## Written instruction
Repeat every line of the listing below without changing anything.

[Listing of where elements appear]
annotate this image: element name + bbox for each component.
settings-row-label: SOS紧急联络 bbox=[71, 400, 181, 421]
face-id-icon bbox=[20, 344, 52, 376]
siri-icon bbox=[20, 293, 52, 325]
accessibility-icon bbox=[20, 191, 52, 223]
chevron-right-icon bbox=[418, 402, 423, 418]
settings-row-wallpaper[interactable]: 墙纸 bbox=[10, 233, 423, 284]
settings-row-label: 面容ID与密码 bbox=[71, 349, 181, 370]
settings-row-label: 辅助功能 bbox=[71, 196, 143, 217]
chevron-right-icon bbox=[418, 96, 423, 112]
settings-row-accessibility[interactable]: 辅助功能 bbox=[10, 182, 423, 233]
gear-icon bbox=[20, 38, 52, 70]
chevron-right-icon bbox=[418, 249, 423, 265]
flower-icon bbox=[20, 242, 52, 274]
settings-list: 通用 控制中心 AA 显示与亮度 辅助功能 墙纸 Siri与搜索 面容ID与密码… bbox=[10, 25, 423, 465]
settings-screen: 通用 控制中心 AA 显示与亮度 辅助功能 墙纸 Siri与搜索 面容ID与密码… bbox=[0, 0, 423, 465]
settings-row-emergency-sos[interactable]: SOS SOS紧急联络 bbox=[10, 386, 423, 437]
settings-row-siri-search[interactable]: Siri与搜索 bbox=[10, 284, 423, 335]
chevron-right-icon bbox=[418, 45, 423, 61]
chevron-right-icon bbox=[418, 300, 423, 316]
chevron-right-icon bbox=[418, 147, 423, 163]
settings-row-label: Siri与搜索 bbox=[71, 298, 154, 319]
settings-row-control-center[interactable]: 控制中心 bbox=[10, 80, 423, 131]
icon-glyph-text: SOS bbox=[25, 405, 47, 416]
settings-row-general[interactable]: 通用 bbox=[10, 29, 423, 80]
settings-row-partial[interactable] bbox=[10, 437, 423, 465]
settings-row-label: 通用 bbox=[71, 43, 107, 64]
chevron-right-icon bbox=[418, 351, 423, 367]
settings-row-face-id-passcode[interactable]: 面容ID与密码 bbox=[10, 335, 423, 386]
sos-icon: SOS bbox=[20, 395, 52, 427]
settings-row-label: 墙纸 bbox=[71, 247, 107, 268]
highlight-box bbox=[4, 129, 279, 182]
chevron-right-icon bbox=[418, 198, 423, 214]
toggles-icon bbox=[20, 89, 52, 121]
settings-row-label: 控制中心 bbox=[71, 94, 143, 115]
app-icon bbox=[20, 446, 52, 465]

## Completed task
annotate this image: element name + bbox for each component.
settings-row-label: SOS紧急联络 bbox=[71, 400, 181, 421]
face-id-icon bbox=[20, 344, 52, 376]
siri-icon bbox=[20, 293, 52, 325]
accessibility-icon bbox=[20, 191, 52, 223]
chevron-right-icon bbox=[418, 402, 423, 418]
settings-row-wallpaper[interactable]: 墙纸 bbox=[10, 233, 423, 284]
settings-row-label: 面容ID与密码 bbox=[71, 349, 181, 370]
settings-row-label: 辅助功能 bbox=[71, 196, 143, 217]
chevron-right-icon bbox=[418, 96, 423, 112]
settings-row-accessibility[interactable]: 辅助功能 bbox=[10, 182, 423, 233]
gear-icon bbox=[20, 38, 52, 70]
chevron-right-icon bbox=[418, 249, 423, 265]
flower-icon bbox=[20, 242, 52, 274]
settings-list: 通用 控制中心 AA 显示与亮度 辅助功能 墙纸 Siri与搜索 面容ID与密码… bbox=[10, 25, 423, 465]
settings-screen: 通用 控制中心 AA 显示与亮度 辅助功能 墙纸 Siri与搜索 面容ID与密码… bbox=[0, 0, 423, 465]
settings-row-emergency-sos[interactable]: SOS SOS紧急联络 bbox=[10, 386, 423, 437]
settings-row-siri-search[interactable]: Siri与搜索 bbox=[10, 284, 423, 335]
chevron-right-icon bbox=[418, 45, 423, 61]
chevron-right-icon bbox=[418, 300, 423, 316]
chevron-right-icon bbox=[418, 147, 423, 163]
settings-row-label: Siri与搜索 bbox=[71, 298, 154, 319]
settings-row-control-center[interactable]: 控制中心 bbox=[10, 80, 423, 131]
icon-glyph-text: SOS bbox=[25, 405, 47, 416]
settings-row-general[interactable]: 通用 bbox=[10, 29, 423, 80]
settings-row-partial[interactable] bbox=[10, 437, 423, 465]
settings-row-label: 通用 bbox=[71, 43, 107, 64]
chevron-right-icon bbox=[418, 351, 423, 367]
settings-row-face-id-passcode[interactable]: 面容ID与密码 bbox=[10, 335, 423, 386]
sos-icon: SOS bbox=[20, 395, 52, 427]
settings-row-label: 墙纸 bbox=[71, 247, 107, 268]
highlight-box bbox=[4, 129, 279, 182]
chevron-right-icon bbox=[418, 198, 423, 214]
toggles-icon bbox=[20, 89, 52, 121]
settings-row-label: 控制中心 bbox=[71, 94, 143, 115]
app-icon bbox=[20, 446, 52, 465]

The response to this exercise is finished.